··· Selection

Back to Litestream

Litestream VFS

docs/VFS.md

0.5.119.2 KB
Original Source

Litestream VFS

The Litestream VFS (Virtual File System) is a SQLite extension that allows applications to read directly from Litestream replica storage (S3, GCS, Azure Blob, etc.) without restoring to local disk. It also supports write mode for remote-first SQLite databases.

Table of Contents

Overview

The VFS extension provides:

  • Direct replica reading: Read SQLite databases directly from cloud storage
  • Automatic polling: Background polling for new LTX files from the primary
  • Page caching: LRU cache for frequently accessed pages (default 10MB)
  • Time travel: Query historical database states at specific timestamps
  • Write support: Write changes that sync back to remote storage (experimental)

······
··· Material shown

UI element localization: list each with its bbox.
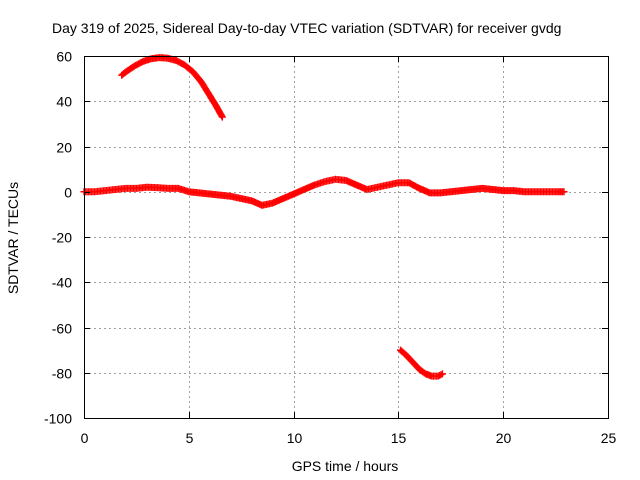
x-tick-label: 15	[391, 430, 407, 446]
y-tick-label: -60	[52, 321, 72, 337]
series-lower-arc	[396, 346, 446, 380]
y-axis-label: SDTVAR / TECUs	[5, 182, 21, 294]
x-axis-label: GPS time / hours	[292, 458, 399, 474]
x-tick-label: 25	[601, 430, 617, 446]
tick-layer: 0 5 10 15 20 25 -100 -80 -60 -40 -20 0 20 40 60	[44, 49, 617, 447]
x-tick-label: 0	[81, 430, 89, 446]
series-main-track	[80, 175, 568, 209]
data-point	[438, 370, 446, 378]
x-tick-label: 20	[496, 430, 512, 446]
chart-title: Day 319 of 2025, Sidereal Day-to-day VTE…	[52, 20, 561, 36]
y-tick-label: 40	[56, 94, 72, 110]
data-point	[437, 371, 445, 379]
x-tick-label: 5	[186, 430, 194, 446]
x-tick-label: 10	[287, 430, 303, 446]
y-tick-label: 0	[64, 185, 72, 201]
y-tick-label: -20	[52, 230, 72, 246]
y-tick-label: -80	[52, 366, 72, 382]
y-tick-label: 60	[56, 49, 72, 65]
data-layer	[80, 54, 568, 380]
y-tick-label: -40	[52, 275, 72, 291]
y-tick-label: 20	[56, 140, 72, 156]
data-point	[218, 113, 226, 121]
data-point	[560, 188, 568, 196]
grid-layer	[84, 56, 608, 418]
y-tick-label: -100	[44, 411, 72, 427]
series-upper-arc	[118, 54, 226, 121]
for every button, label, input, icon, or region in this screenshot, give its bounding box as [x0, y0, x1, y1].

······

**Exercise set**
a – Translate this sentence from the Litestream VFS documentation into Spanish: "It also supports write mode for remote-first SQLite databases."
b – Answer these questions using the Litestream VFS documentation:
(i) Which replica storage services does it name as examples?
(ii) What is the default size of the page cache?
(iii) What does the automatic background polling look for?
c – Continue the Litestream VFS documentation from its last line.

**Answers for the tasks**
a – También admite un modo de escritura para bases de datos SQLite que dependen principalmente del almacenamiento remoto.

b –
(i) S3, GCS and Azure Blob.
(ii) 10MB.
(iii) New LTX files from the primary.

c –
How It Works

  1. The VFS loads as a SQLite extension
  2. When opening a database, it reads LTX files from the configured replica URL
  3. Page requests are satisfied from cached data or fetched from remote storage
  4. A background goroutine polls for new LTX files at a configurable interval

Building

Prerequisites

  • Go 1.21+
  • GCC (Linux) or Clang (macOS)
  • CGO enabled

Build Commands

macOS (current architecture):

bash
make vfs

This creates:

  • dist/litestream-vfs.a - Static library
  • dist/litestream-vfs.so - Loadable SQLite extension

Platform-specific builds:

bash
# macOS ARM64 (Apple Silicon)
make vfs-darwin-arm64
# Output: dist/litestream-vfs-darwin-arm64.dylib

# macOS AMD64 (Intel)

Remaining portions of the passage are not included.